begin Data entries
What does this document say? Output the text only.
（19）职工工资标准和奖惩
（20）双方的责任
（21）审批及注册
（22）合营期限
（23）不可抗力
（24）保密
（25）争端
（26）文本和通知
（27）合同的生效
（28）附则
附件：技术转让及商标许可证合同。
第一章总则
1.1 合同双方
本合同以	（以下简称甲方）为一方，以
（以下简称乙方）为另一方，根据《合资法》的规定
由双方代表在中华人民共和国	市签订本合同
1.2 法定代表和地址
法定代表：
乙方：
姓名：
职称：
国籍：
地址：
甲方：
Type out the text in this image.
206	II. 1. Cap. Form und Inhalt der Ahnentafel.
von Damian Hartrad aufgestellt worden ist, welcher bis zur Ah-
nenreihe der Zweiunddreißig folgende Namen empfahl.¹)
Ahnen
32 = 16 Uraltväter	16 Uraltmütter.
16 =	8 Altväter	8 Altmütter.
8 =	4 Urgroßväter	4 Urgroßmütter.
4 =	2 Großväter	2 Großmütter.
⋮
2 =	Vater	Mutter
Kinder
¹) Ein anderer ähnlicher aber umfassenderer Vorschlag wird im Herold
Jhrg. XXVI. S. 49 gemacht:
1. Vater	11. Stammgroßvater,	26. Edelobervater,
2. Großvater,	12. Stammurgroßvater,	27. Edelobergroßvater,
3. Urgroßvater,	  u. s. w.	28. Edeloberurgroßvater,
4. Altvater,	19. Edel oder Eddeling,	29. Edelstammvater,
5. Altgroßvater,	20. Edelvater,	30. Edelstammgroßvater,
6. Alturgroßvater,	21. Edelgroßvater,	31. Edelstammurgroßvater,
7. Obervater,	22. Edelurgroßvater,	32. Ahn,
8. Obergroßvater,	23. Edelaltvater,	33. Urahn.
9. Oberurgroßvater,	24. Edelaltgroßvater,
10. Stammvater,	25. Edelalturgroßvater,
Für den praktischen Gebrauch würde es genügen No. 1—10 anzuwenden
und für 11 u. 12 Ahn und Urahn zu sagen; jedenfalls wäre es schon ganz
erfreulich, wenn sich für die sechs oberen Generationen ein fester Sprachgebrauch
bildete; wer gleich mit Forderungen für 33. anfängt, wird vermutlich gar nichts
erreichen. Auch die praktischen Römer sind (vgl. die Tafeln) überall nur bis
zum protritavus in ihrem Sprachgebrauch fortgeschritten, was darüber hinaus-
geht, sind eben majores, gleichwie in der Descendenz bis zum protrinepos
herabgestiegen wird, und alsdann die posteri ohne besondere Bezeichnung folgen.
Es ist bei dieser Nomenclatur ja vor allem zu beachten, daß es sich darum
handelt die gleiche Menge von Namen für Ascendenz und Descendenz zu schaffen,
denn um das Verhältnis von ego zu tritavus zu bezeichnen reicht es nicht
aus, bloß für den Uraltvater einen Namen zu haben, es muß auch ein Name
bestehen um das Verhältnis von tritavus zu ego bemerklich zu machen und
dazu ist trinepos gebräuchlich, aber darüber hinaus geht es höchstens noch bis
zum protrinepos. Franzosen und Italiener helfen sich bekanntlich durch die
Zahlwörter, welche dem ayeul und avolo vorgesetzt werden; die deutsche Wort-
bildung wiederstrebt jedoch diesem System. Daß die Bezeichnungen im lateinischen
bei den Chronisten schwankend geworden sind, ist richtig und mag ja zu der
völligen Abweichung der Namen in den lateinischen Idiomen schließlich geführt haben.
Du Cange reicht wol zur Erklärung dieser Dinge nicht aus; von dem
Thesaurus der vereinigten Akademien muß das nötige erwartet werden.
end Data entries
Problem description: Count the lines that include the word "this" and state the result as a bare number.

Task response: 2